Entries taken from a collection>
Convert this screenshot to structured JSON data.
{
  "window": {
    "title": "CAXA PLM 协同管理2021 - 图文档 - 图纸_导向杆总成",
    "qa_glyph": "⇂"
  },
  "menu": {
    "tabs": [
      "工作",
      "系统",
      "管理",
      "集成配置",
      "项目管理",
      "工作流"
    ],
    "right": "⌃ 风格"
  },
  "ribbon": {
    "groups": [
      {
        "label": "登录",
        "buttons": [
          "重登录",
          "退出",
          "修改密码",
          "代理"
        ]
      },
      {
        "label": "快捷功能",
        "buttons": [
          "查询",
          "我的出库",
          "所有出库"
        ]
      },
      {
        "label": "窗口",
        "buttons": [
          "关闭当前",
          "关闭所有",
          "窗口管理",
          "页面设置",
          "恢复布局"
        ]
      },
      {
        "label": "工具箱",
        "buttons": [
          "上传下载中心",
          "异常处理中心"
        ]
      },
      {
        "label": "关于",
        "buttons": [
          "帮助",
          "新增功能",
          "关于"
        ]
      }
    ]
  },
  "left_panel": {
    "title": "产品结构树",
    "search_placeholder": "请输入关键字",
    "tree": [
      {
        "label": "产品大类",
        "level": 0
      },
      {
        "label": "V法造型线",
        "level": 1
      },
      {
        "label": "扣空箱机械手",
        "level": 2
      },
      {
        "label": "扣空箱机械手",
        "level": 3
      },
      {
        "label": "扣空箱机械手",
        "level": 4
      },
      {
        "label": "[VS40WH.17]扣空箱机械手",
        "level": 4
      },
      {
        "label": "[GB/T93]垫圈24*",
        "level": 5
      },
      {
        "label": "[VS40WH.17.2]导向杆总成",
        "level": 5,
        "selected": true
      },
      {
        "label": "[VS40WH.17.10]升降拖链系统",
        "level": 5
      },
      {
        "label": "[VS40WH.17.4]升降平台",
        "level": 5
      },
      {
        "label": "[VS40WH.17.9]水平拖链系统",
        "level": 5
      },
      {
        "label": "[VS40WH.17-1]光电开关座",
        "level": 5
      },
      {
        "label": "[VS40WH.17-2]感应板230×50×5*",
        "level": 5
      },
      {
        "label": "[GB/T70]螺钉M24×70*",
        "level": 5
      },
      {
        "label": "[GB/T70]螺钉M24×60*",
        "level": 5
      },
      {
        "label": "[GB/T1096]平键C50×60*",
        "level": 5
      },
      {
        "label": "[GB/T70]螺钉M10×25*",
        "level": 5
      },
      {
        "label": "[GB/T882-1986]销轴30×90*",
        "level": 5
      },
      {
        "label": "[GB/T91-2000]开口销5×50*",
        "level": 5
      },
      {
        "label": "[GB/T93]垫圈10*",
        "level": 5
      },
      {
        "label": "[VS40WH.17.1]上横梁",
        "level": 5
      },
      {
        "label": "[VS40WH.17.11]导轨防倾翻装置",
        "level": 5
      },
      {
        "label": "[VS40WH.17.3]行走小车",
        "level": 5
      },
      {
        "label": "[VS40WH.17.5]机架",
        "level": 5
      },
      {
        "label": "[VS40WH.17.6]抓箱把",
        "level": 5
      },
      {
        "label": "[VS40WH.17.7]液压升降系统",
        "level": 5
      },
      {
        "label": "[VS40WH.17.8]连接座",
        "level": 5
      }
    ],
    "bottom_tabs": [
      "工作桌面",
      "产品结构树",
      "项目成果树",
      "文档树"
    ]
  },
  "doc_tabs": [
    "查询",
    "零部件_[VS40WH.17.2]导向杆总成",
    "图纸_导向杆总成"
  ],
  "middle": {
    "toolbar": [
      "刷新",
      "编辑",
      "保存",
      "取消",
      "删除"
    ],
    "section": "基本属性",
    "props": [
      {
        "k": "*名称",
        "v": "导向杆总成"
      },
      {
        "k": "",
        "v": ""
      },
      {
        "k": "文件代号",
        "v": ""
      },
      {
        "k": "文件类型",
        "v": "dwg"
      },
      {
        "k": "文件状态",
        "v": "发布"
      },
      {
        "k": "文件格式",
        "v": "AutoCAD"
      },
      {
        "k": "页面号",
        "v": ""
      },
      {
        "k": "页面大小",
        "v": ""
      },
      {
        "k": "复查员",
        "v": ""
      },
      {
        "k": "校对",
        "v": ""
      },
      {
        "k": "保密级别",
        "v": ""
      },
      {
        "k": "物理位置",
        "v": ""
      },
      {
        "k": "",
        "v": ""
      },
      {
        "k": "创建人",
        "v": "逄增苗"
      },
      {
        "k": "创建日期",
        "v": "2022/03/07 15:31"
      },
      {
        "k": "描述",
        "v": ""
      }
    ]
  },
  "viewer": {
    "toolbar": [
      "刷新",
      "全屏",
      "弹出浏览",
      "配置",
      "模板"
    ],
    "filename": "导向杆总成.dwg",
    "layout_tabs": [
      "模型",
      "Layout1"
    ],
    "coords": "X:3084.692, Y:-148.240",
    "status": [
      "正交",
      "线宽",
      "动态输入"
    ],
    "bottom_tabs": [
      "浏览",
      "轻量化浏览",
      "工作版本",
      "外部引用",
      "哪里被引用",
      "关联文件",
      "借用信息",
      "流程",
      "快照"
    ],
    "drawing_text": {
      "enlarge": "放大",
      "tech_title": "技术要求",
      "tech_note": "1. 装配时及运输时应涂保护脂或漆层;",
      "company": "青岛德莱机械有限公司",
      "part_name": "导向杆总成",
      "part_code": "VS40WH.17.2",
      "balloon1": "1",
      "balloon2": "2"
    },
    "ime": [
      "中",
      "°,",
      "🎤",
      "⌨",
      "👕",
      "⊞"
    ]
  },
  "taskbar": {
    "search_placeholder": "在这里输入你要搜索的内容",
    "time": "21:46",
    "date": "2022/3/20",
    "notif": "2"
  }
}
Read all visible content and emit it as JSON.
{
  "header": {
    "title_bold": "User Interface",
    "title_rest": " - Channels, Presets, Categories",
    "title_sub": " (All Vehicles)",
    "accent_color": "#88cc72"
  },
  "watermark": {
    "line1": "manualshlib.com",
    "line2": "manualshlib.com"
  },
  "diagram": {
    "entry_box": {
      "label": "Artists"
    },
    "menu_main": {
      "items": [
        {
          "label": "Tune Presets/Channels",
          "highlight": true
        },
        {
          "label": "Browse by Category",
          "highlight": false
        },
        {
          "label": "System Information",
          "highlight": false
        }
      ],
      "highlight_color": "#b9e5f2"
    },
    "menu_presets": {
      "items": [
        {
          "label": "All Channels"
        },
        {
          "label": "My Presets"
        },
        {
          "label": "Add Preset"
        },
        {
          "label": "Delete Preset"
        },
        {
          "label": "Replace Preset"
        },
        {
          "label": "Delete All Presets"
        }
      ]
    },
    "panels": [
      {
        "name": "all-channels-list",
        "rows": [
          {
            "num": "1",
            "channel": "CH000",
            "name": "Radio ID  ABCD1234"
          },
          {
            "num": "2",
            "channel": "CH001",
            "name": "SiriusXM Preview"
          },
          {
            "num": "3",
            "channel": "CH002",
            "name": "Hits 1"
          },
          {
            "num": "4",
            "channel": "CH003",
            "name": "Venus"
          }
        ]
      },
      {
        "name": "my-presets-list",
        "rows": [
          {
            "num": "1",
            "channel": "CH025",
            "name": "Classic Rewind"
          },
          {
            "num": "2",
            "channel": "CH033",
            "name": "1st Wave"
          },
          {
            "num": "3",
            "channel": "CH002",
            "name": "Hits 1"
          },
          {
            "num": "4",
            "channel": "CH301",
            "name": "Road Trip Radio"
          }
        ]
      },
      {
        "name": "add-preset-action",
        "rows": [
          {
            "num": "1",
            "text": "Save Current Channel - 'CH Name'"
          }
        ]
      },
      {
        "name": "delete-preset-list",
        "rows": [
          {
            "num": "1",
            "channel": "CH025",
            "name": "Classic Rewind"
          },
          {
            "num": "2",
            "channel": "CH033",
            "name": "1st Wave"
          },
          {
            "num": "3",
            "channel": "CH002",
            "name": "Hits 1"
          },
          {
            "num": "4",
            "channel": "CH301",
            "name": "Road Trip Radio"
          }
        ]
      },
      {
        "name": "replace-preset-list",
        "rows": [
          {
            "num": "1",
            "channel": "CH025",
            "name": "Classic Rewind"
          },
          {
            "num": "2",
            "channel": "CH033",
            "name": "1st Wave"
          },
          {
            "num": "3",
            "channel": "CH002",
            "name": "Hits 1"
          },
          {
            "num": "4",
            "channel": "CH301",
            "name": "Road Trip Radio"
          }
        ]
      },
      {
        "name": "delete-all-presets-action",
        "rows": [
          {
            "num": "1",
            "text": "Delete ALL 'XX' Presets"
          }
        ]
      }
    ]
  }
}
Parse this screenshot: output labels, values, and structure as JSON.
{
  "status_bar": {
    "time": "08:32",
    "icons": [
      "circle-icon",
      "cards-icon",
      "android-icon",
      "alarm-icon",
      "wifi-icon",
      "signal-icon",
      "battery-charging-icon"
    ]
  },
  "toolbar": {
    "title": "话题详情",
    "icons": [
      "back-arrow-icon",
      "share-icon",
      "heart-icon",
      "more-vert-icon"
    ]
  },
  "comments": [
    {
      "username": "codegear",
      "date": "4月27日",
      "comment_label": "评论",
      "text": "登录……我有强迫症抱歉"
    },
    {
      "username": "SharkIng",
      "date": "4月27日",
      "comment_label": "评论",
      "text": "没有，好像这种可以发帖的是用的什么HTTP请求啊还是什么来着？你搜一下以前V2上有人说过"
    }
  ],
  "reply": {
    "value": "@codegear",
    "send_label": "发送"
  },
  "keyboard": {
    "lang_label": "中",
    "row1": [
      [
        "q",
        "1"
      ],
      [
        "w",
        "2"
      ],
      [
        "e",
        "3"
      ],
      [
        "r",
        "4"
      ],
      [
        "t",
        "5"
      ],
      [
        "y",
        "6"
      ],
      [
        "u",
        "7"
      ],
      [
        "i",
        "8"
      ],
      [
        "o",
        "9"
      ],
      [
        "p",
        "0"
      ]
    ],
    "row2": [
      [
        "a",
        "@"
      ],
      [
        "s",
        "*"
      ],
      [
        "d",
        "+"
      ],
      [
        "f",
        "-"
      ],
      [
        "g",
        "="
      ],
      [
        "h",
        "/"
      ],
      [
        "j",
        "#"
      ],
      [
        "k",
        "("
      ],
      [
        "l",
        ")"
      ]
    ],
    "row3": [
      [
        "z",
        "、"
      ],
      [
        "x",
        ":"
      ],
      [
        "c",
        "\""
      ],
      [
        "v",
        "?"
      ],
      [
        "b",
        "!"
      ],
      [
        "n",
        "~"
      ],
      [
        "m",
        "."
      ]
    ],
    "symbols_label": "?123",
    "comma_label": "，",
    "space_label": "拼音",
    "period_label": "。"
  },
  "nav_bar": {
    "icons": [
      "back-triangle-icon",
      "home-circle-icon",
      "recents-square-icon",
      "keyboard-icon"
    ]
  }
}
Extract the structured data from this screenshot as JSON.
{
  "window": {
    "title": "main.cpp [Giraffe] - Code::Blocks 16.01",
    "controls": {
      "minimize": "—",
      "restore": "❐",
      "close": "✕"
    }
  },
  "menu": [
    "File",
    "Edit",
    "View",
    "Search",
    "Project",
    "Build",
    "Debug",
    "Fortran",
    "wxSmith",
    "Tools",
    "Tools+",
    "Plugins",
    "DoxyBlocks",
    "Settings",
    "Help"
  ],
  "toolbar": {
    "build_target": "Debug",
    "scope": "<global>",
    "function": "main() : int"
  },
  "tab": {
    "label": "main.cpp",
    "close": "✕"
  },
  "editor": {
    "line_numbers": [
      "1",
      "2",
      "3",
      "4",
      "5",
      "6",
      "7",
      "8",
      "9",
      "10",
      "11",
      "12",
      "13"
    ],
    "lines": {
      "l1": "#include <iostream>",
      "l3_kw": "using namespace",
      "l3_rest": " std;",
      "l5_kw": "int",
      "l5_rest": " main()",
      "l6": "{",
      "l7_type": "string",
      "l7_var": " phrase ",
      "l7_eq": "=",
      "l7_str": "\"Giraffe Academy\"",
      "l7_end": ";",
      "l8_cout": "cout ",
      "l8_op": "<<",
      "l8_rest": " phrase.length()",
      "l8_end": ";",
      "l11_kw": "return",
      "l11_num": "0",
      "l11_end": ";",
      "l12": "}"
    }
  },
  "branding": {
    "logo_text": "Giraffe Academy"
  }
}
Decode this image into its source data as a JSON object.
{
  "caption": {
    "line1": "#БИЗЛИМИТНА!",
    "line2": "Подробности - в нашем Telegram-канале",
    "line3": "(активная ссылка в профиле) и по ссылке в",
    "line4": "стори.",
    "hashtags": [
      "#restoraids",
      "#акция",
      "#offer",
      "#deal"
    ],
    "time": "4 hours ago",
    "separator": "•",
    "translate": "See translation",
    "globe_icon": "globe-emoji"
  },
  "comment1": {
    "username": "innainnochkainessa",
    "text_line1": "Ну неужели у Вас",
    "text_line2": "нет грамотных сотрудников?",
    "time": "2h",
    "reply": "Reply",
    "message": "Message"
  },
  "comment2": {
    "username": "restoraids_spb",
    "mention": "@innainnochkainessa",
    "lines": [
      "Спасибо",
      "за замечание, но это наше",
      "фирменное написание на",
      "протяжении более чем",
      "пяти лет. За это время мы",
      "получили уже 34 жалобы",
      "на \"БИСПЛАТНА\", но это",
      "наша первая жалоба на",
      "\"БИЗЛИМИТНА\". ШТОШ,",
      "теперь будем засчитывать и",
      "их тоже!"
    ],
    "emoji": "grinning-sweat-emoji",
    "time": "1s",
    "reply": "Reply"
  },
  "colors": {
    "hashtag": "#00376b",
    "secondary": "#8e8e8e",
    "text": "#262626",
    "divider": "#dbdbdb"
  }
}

Task details>
Repeat word for word every line from the one that holds "Decode this image" to the end. Both ends count.

The solution>
Decode this image into its source data as a JSON object.
{
  "caption": {
    "line1": "#БИЗЛИМИТНА!",
    "line2": "Подробности - в нашем Telegram-канале",
    "line3": "(активная ссылка в профиле) и по ссылке в",
    "line4": "стори.",
    "hashtags": [
      "#restoraids",
      "#акция",
      "#offer",
      "#deal"
    ],
    "time": "4 hours ago",
    "separator": "•",
    "translate": "See translation",
    "globe_icon": "globe-emoji"
  },
  "comment1": {
    "username": "innainnochkainessa",
    "text_line1": "Ну неужели у Вас",
    "text_line2": "нет грамотных сотрудников?",
    "time": "2h",
    "reply": "Reply",
    "message": "Message"
  },
  "comment2": {
    "username": "restoraids_spb",
    "mention": "@innainnochkainessa",
    "lines": [
      "Спасибо",
      "за замечание, но это наше",
      "фирменное написание на",
      "протяжении более чем",
      "пяти лет. За это время мы",
      "получили уже 34 жалобы",
      "на \"БИСПЛАТНА\", но это",
      "наша первая жалоба на",
      "\"БИЗЛИМИТНА\". ШТОШ,",
      "теперь будем засчитывать и",
      "их тоже!"
    ],
    "emoji": "grinning-sweat-emoji",
    "time": "1s",
    "reply": "Reply"
  },
  "colors": {
    "hashtag": "#00376b",
    "secondary": "#8e8e8e",
    "text": "#262626",
    "divider": "#dbdbdb"
  }
}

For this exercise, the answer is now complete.